**Exercise details:** Your task is to print all of the data word for word.
=====
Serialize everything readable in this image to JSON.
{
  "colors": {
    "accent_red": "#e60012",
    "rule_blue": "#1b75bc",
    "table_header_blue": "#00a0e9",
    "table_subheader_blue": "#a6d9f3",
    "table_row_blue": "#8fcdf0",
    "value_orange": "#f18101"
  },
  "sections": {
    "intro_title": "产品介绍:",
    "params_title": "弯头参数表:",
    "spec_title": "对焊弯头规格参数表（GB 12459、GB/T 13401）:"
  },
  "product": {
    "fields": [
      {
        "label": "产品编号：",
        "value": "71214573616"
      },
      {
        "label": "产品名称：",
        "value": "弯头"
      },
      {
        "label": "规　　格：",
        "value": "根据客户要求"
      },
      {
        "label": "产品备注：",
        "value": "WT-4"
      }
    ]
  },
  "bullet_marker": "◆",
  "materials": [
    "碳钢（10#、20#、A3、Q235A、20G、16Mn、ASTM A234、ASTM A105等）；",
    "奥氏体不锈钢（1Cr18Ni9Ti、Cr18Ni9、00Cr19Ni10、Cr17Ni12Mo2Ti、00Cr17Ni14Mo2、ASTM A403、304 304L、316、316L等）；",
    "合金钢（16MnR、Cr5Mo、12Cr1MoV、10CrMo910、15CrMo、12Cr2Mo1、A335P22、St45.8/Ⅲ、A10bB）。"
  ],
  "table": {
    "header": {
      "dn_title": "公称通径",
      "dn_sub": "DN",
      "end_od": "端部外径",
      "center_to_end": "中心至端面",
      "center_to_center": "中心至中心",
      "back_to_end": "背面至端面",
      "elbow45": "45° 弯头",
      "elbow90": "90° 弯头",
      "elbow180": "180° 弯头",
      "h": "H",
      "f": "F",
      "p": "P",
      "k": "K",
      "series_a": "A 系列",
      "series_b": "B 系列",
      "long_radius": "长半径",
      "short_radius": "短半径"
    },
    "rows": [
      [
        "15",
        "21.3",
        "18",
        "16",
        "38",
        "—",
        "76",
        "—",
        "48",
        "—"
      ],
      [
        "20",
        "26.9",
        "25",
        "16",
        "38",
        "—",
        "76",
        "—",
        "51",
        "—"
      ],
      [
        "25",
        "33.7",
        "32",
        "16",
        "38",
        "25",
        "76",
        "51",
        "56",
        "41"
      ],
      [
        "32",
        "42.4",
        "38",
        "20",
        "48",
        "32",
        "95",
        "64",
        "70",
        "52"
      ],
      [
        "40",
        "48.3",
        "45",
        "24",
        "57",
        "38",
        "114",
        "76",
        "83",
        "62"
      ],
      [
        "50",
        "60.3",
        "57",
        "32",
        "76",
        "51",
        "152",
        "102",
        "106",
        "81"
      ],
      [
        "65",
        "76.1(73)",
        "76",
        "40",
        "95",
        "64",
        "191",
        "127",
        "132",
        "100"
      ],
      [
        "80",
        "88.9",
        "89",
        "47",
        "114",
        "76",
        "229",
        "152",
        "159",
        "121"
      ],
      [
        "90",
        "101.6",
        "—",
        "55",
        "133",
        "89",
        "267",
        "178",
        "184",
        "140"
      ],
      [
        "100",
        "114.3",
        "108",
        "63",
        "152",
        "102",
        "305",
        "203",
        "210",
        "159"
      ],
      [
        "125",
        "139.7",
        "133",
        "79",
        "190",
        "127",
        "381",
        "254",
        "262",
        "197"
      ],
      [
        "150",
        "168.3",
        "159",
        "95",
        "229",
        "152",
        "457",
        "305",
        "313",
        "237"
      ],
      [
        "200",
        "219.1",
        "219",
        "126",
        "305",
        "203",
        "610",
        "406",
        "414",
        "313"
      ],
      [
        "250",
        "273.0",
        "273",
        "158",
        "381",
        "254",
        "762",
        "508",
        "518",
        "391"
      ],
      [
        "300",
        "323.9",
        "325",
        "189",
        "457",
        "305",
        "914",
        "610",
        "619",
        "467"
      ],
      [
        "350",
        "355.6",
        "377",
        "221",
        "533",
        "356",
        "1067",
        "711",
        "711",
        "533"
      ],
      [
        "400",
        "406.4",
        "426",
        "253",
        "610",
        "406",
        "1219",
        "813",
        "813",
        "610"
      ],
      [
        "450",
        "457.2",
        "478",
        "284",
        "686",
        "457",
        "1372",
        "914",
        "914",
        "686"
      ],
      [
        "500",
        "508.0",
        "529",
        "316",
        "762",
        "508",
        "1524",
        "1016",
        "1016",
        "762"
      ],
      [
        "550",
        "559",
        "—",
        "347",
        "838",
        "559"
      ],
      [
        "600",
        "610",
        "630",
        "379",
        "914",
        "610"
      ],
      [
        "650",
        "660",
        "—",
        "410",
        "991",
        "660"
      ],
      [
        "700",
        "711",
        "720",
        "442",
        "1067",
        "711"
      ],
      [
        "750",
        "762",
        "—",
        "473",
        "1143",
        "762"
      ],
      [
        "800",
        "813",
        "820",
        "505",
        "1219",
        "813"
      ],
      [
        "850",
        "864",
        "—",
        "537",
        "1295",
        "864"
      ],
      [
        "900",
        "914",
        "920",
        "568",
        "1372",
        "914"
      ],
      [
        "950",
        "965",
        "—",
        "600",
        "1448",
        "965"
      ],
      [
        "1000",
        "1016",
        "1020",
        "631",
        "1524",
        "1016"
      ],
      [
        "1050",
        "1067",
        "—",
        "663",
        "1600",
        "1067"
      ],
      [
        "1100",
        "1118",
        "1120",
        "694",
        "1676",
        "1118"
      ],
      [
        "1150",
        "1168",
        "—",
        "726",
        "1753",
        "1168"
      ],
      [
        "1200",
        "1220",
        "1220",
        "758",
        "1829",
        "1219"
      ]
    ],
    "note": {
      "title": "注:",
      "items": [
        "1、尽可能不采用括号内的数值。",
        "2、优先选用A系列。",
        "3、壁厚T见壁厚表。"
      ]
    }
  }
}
=====
**Full output:**
Serialize everything readable in this image to JSON.
{
  "colors": {
    "accent_red": "#e60012",
    "rule_blue": "#1b75bc",
    "table_header_blue": "#00a0e9",
    "table_subheader_blue": "#a6d9f3",
    "table_row_blue": "#8fcdf0",
    "value_orange": "#f18101"
  },
  "sections": {
    "intro_title": "产品介绍:",
    "params_title": "弯头参数表:",
    "spec_title": "对焊弯头规格参数表（GB 12459、GB/T 13401）:"
  },
  "product": {
    "fields": [
      {
        "label": "产品编号：",
        "value": "71214573616"
      },
      {
        "label": "产品名称：",
        "value": "弯头"
      },
      {
        "label": "规　　格：",
        "value": "根据客户要求"
      },
      {
        "label": "产品备注：",
        "value": "WT-4"
      }
    ]
  },
  "bullet_marker": "◆",
  "materials": [
    "碳钢（10#、20#、A3、Q235A、20G、16Mn、ASTM A234、ASTM A105等）；",
    "奥氏体不锈钢（1Cr18Ni9Ti、Cr18Ni9、00Cr19Ni10、Cr17Ni12Mo2Ti、00Cr17Ni14Mo2、ASTM A403、304 304L、316、316L等）；",
    "合金钢（16MnR、Cr5Mo、12Cr1MoV、10CrMo910、15CrMo、12Cr2Mo1、A335P22、St45.8/Ⅲ、A10bB）。"
  ],
  "table": {
    "header": {
      "dn_title": "公称通径",
      "dn_sub": "DN",
      "end_od": "端部外径",
      "center_to_end": "中心至端面",
      "center_to_center": "中心至中心",
      "back_to_end": "背面至端面",
      "elbow45": "45° 弯头",
      "elbow90": "90° 弯头",
      "elbow180": "180° 弯头",
      "h": "H",
      "f": "F",
      "p": "P",
      "k": "K",
      "series_a": "A 系列",
      "series_b": "B 系列",
      "long_radius": "长半径",
      "short_radius": "短半径"
    },
    "rows": [
      [
        "15",
        "21.3",
        "18",
        "16",
        "38",
        "—",
        "76",
        "—",
        "48",
        "—"
      ],
      [
        "20",
        "26.9",
        "25",
        "16",
        "38",
        "—",
        "76",
        "—",
        "51",
        "—"
      ],
      [
        "25",
        "33.7",
        "32",
        "16",
        "38",
        "25",
        "76",
        "51",
        "56",
        "41"
      ],
      [
        "32",
        "42.4",
        "38",
        "20",
        "48",
        "32",
        "95",
        "64",
        "70",
        "52"
      ],
      [
        "40",
        "48.3",
        "45",
        "24",
        "57",
        "38",
        "114",
        "76",
        "83",
        "62"
      ],
      [
        "50",
        "60.3",
        "57",
        "32",
        "76",
        "51",
        "152",
        "102",
        "106",
        "81"
      ],
      [
        "65",
        "76.1(73)",
        "76",
        "40",
        "95",
        "64",
        "191",
        "127",
        "132",
        "100"
      ],
      [
        "80",
        "88.9",
        "89",
        "47",
        "114",
        "76",
        "229",
        "152",
        "159",
        "121"
      ],
      [
        "90",
        "101.6",
        "—",
        "55",
        "133",
        "89",
        "267",
        "178",
        "184",
        "140"
      ],
      [
        "100",
        "114.3",
        "108",
        "63",
        "152",
        "102",
        "305",
        "203",
        "210",
        "159"
      ],
      [
        "125",
        "139.7",
        "133",
        "79",
        "190",
        "127",
        "381",
        "254",
        "262",
        "197"
      ],
      [
        "150",
        "168.3",
        "159",
        "95",
        "229",
        "152",
        "457",
        "305",
        "313",
        "237"
      ],
      [
        "200",
        "219.1",
        "219",
        "126",
        "305",
        "203",
        "610",
        "406",
        "414",
        "313"
      ],
      [
        "250",
        "273.0",
        "273",
        "158",
        "381",
        "254",
        "762",
        "508",
        "518",
        "391"
      ],
      [
        "300",
        "323.9",
        "325",
        "189",
        "457",
        "305",
        "914",
        "610",
        "619",
        "467"
      ],
      [
        "350",
        "355.6",
        "377",
        "221",
        "533",
        "356",
        "1067",
        "711",
        "711",
        "533"
      ],
      [
        "400",
        "406.4",
        "426",
        "253",
        "610",
        "406",
        "1219",
        "813",
        "813",
        "610"
      ],
      [
        "450",
        "457.2",
        "478",
        "284",
        "686",
        "457",
        "1372",
        "914",
        "914",
        "686"
      ],
      [
        "500",
        "508.0",
        "529",
        "316",
        "762",
        "508",
        "1524",
        "1016",
        "1016",
        "762"
      ],
      [
        "550",
        "559",
        "—",
        "347",
        "838",
        "559"
      ],
      [
        "600",
        "610",
        "630",
        "379",
        "914",
        "610"
      ],
      [
        "650",
        "660",
        "—",
        "410",
        "991",
        "660"
      ],
      [
        "700",
        "711",
        "720",
        "442",
        "1067",
        "711"
      ],
      [
        "750",
        "762",
        "—",
        "473",
        "1143",
        "762"
      ],
      [
        "800",
        "813",
        "820",
        "505",
        "1219",
        "813"
      ],
      [
        "850",
        "864",
        "—",
        "537",
        "1295",
        "864"
      ],
      [
        "900",
        "914",
        "920",
        "568",
        "1372",
        "914"
      ],
      [
        "950",
        "965",
        "—",
        "600",
        "1448",
        "965"
      ],
      [
        "1000",
        "1016",
        "1020",
        "631",
        "1524",
        "1016"
      ],
      [
        "1050",
        "1067",
        "—",
        "663",
        "1600",
        "1067"
      ],
      [
        "1100",
        "1118",
        "1120",
        "694",
        "1676",
        "1118"
      ],
      [
        "1150",
        "1168",
        "—",
        "726",
        "1753",
        "1168"
      ],
      [
        "1200",
        "1220",
        "1220",
        "758",
        "1829",
        "1219"
      ]
    ],
    "note": {
      "title": "注:",
      "items": [
        "1、尽可能不采用括号内的数值。",
        "2、优先选用A系列。",
        "3、壁厚T见壁厚表。"
      ]
    }
  }
}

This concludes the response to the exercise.